Pull every line containing "name" from the entries.

## BEGIN EXTRACTED DATA

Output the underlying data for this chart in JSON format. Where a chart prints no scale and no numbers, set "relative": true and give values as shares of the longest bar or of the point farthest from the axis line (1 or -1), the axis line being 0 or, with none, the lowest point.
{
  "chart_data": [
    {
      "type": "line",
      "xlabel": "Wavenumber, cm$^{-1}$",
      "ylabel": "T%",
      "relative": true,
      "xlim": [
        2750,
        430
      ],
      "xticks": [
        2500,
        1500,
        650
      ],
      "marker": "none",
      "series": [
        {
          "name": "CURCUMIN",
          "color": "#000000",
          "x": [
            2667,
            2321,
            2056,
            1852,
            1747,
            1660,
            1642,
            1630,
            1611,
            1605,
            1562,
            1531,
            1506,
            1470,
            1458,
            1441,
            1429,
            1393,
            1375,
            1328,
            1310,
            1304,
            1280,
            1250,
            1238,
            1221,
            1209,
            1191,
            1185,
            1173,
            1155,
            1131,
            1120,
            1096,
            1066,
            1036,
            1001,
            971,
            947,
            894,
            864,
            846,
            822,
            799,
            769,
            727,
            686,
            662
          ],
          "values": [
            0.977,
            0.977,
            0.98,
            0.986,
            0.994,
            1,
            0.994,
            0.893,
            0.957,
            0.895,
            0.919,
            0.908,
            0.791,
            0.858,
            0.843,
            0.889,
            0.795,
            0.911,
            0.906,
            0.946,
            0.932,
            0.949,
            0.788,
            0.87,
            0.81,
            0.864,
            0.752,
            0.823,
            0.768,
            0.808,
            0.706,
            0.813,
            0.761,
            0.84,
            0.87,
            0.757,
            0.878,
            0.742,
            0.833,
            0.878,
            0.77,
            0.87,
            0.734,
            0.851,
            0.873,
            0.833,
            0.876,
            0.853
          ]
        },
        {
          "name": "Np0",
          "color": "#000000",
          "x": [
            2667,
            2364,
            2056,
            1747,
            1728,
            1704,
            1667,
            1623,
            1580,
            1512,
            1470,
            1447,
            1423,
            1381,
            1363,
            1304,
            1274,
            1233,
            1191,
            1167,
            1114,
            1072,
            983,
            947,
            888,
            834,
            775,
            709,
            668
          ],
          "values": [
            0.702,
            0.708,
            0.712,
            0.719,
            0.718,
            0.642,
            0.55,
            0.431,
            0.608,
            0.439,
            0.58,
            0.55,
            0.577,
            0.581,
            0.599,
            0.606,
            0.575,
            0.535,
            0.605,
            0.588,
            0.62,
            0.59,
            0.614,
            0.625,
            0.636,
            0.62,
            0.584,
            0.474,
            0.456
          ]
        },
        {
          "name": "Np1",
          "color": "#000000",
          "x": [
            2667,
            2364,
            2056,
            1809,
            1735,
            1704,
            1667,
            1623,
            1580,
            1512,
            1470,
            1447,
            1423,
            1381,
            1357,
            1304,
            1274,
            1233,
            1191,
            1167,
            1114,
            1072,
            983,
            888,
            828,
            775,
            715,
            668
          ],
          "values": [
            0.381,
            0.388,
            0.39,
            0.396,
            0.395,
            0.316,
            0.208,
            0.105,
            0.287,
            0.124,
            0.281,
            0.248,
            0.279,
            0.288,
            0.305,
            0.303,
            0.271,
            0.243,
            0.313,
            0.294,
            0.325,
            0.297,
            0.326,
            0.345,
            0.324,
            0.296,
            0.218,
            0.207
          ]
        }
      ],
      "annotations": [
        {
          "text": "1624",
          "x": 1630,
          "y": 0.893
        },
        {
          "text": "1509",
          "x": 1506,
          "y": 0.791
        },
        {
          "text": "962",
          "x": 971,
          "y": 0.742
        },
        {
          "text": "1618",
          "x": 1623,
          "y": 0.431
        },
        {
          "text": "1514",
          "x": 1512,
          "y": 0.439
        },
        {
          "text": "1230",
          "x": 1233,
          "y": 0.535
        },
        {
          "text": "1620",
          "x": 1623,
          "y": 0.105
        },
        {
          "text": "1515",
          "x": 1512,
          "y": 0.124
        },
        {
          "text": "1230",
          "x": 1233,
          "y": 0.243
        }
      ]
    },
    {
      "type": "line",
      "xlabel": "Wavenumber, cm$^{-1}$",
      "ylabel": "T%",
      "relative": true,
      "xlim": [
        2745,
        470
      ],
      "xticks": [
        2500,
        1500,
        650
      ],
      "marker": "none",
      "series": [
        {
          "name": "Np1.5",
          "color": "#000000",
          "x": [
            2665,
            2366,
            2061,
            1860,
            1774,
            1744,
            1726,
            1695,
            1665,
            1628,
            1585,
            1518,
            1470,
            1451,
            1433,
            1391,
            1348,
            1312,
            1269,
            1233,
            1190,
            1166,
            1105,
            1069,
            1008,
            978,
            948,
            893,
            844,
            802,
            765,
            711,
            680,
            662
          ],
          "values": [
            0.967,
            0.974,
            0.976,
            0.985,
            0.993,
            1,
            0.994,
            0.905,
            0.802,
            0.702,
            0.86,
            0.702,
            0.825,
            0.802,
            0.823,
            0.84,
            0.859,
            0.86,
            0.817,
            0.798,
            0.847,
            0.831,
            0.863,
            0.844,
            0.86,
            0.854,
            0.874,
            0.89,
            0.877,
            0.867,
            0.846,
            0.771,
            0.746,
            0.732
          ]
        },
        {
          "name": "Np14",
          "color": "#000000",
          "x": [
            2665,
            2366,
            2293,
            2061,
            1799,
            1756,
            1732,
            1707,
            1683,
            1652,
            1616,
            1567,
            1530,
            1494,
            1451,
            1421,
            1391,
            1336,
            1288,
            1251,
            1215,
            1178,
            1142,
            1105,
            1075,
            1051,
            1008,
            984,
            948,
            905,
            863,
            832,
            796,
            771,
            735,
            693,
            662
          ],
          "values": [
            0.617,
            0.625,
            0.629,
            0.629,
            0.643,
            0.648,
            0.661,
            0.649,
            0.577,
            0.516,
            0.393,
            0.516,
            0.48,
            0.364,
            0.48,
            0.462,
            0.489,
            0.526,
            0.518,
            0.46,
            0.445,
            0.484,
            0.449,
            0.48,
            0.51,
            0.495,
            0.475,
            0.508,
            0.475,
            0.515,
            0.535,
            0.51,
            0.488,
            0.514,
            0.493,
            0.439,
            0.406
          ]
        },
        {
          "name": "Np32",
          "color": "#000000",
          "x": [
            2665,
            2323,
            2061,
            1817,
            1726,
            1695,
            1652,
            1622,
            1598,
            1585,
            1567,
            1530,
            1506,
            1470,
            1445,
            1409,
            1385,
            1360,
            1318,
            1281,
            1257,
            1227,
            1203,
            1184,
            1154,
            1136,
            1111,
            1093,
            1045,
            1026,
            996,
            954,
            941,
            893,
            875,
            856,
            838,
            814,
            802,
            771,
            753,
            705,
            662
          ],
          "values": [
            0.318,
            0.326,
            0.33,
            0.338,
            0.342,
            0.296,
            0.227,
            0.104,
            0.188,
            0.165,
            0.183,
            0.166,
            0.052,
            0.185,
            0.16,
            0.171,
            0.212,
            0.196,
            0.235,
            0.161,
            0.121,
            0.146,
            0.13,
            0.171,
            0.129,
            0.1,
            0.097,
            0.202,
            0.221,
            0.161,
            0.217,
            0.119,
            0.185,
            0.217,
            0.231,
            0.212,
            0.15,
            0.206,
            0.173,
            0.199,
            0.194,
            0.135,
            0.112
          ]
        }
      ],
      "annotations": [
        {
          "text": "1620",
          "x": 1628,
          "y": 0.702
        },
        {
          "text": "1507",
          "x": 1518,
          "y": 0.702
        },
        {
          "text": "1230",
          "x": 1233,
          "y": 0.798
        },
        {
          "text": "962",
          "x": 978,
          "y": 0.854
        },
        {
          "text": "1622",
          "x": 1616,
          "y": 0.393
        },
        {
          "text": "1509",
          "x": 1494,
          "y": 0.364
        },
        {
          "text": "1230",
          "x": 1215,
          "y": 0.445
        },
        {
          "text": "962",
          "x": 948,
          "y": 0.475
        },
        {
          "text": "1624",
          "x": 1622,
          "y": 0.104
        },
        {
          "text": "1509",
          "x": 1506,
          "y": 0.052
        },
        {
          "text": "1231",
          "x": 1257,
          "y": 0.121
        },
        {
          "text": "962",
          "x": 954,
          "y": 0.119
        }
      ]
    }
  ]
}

## END EXTRACTED DATA

▸ **RESPONSE TO THE EXERCISE**
          "name": "CURCUMIN",
          "name": "Np0",
          "name": "Np1",
          "name": "Np1.5",
          "name": "Np14",
          "name": "Np32",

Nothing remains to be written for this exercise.